Exercise details. Copy the lines word for word, starting with the first line and ending with the line that contains "x-tick-label: 83.4W: [737, 829, 779, 844]", including that line.

Records for processing.
--- BEGIN ---
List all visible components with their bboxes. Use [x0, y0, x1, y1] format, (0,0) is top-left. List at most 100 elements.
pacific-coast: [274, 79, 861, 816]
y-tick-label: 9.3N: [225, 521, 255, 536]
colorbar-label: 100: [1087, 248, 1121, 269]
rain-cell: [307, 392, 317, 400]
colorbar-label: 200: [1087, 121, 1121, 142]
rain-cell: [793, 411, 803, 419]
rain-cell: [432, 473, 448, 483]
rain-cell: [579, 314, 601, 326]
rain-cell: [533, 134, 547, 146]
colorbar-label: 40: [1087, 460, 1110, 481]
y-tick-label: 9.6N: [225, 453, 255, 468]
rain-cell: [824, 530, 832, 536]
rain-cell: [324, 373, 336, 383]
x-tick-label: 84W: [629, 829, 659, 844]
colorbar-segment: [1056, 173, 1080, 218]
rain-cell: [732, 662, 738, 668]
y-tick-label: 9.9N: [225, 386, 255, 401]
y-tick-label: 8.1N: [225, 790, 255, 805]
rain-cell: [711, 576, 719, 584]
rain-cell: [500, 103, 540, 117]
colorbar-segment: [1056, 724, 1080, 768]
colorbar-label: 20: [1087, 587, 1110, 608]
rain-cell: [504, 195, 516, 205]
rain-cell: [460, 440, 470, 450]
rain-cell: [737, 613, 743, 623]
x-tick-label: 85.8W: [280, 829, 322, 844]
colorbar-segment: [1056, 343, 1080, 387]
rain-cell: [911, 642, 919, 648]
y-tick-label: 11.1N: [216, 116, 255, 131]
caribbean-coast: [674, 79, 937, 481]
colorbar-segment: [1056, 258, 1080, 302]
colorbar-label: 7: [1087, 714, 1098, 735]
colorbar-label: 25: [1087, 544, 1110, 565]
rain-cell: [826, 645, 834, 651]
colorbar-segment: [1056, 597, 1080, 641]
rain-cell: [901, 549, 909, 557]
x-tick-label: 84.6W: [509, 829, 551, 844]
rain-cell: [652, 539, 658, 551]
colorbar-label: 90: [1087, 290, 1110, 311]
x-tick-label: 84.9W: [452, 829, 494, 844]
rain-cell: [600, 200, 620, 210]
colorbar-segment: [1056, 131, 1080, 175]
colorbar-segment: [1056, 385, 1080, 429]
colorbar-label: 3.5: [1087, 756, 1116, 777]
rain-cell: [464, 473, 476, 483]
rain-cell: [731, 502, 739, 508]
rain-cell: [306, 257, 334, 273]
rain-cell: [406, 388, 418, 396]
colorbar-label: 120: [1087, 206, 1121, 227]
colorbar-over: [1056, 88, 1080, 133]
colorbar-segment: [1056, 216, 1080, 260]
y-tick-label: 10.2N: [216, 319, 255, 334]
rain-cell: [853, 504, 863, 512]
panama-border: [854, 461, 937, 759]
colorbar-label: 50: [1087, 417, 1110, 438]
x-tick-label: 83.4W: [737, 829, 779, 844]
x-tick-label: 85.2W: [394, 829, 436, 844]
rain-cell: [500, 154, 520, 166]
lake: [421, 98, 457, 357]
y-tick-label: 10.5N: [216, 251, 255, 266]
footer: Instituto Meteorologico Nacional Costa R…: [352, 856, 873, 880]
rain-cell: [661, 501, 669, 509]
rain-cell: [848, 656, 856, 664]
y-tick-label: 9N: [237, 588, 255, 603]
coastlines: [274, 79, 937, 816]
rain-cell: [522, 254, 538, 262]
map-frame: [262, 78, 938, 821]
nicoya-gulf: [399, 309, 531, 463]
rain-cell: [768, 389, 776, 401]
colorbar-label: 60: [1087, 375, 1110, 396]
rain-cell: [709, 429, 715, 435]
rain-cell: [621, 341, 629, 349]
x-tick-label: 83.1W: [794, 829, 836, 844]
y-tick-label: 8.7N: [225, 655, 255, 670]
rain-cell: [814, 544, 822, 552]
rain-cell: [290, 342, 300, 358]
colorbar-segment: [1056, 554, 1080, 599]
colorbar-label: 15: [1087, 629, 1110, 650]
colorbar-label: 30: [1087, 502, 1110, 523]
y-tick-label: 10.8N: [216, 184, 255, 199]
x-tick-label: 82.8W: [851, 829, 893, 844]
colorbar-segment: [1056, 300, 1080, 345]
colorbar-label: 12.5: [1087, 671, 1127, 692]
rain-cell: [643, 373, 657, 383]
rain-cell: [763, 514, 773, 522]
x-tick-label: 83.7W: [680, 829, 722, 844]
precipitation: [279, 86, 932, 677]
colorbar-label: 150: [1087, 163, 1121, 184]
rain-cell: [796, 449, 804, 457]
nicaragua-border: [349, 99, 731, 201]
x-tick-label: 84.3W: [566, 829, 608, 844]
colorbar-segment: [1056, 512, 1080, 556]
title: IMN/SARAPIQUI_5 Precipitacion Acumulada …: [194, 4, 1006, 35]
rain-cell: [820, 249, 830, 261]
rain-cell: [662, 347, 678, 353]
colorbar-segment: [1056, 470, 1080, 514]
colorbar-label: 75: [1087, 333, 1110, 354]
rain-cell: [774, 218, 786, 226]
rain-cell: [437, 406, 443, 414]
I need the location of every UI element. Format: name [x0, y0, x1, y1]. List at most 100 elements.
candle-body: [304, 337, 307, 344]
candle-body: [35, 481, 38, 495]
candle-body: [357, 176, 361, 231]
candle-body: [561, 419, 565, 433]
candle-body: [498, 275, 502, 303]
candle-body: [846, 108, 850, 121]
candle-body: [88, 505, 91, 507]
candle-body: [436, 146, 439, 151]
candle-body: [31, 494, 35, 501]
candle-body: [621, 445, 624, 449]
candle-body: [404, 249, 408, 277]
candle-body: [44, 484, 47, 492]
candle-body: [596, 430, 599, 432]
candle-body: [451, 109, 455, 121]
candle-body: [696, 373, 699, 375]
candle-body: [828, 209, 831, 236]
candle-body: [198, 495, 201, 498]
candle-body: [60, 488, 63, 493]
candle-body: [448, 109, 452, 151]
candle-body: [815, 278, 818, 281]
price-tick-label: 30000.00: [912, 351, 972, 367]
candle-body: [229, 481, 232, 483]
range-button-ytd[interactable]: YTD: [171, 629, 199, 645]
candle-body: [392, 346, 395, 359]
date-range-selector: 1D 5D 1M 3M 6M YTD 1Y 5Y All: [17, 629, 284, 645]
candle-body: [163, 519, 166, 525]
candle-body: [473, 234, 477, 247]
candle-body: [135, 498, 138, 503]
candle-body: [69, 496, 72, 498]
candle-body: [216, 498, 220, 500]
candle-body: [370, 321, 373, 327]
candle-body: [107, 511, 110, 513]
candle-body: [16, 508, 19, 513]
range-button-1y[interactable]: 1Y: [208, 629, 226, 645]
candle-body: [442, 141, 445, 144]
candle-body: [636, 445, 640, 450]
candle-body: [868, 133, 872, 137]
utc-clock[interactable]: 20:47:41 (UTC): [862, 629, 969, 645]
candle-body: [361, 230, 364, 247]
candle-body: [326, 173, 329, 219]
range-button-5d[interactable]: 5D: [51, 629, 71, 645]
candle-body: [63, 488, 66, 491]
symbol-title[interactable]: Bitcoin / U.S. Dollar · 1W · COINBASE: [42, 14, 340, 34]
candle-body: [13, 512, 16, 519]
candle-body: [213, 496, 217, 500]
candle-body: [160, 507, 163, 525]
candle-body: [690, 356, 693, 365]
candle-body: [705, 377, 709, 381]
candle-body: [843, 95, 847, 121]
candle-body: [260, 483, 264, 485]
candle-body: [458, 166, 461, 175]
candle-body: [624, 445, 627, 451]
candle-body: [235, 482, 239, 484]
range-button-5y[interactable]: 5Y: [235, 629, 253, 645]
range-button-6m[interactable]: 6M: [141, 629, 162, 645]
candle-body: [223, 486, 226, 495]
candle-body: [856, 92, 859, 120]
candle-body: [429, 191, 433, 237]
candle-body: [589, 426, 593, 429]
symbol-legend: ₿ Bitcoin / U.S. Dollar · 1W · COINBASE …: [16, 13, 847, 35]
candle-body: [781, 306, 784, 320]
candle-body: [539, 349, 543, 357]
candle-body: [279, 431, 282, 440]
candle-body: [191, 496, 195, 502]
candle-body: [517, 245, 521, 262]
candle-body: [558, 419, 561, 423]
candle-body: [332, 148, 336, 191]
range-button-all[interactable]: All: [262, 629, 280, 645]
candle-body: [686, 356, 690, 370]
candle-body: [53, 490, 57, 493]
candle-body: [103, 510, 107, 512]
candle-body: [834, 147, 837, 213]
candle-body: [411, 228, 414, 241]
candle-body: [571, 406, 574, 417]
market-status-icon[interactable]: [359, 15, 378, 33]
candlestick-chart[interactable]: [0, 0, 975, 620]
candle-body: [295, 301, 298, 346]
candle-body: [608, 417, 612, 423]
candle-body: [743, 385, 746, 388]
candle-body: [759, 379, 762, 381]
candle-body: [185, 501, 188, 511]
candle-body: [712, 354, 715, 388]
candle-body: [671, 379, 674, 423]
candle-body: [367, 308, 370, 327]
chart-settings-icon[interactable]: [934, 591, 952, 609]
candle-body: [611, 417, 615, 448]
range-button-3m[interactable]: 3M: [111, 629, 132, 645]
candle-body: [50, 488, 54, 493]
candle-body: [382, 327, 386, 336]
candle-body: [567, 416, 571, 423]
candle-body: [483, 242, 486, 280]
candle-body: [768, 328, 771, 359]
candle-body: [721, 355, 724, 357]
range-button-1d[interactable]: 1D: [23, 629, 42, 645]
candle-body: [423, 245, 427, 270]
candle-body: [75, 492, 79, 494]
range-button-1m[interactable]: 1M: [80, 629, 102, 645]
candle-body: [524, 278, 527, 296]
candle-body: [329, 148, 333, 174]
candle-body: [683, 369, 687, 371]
--- END ---
Problem solution.
List all visible components with their bboxes. Use [x0, y0, x1, y1] format, (0,0) is top-left. List at most 100 elements.
pacific-coast: [274, 79, 861, 816]
y-tick-label: 9.3N: [225, 521, 255, 536]
colorbar-label: 100: [1087, 248, 1121, 269]
rain-cell: [307, 392, 317, 400]
colorbar-label: 200: [1087, 121, 1121, 142]
rain-cell: [793, 411, 803, 419]
rain-cell: [432, 473, 448, 483]
rain-cell: [579, 314, 601, 326]
rain-cell: [533, 134, 547, 146]
colorbar-label: 40: [1087, 460, 1110, 481]
y-tick-label: 9.6N: [225, 453, 255, 468]
rain-cell: [824, 530, 832, 536]
rain-cell: [324, 373, 336, 383]
x-tick-label: 84W: [629, 829, 659, 844]
colorbar-segment: [1056, 173, 1080, 218]
rain-cell: [732, 662, 738, 668]
y-tick-label: 9.9N: [225, 386, 255, 401]
y-tick-label: 8.1N: [225, 790, 255, 805]
rain-cell: [711, 576, 719, 584]
rain-cell: [500, 103, 540, 117]
colorbar-segment: [1056, 724, 1080, 768]
colorbar-label: 20: [1087, 587, 1110, 608]
rain-cell: [504, 195, 516, 205]
rain-cell: [460, 440, 470, 450]
rain-cell: [737, 613, 743, 623]
x-tick-label: 85.8W: [280, 829, 322, 844]
colorbar-segment: [1056, 343, 1080, 387]
rain-cell: [911, 642, 919, 648]
y-tick-label: 11.1N: [216, 116, 255, 131]
caribbean-coast: [674, 79, 937, 481]
colorbar-segment: [1056, 258, 1080, 302]
colorbar-label: 7: [1087, 714, 1098, 735]
colorbar-label: 25: [1087, 544, 1110, 565]
rain-cell: [826, 645, 834, 651]
colorbar-segment: [1056, 597, 1080, 641]
rain-cell: [901, 549, 909, 557]
x-tick-label: 84.6W: [509, 829, 551, 844]
rain-cell: [652, 539, 658, 551]
colorbar-label: 90: [1087, 290, 1110, 311]
x-tick-label: 84.9W: [452, 829, 494, 844]
rain-cell: [600, 200, 620, 210]
colorbar-segment: [1056, 131, 1080, 175]
colorbar-segment: [1056, 385, 1080, 429]
colorbar-label: 3.5: [1087, 756, 1116, 777]
rain-cell: [464, 473, 476, 483]
rain-cell: [731, 502, 739, 508]
rain-cell: [306, 257, 334, 273]
rain-cell: [406, 388, 418, 396]
colorbar-label: 120: [1087, 206, 1121, 227]
colorbar-over: [1056, 88, 1080, 133]
colorbar-segment: [1056, 216, 1080, 260]
y-tick-label: 10.2N: [216, 319, 255, 334]
rain-cell: [853, 504, 863, 512]
panama-border: [854, 461, 937, 759]
colorbar-label: 50: [1087, 417, 1110, 438]
x-tick-label: 83.4W: [737, 829, 779, 844]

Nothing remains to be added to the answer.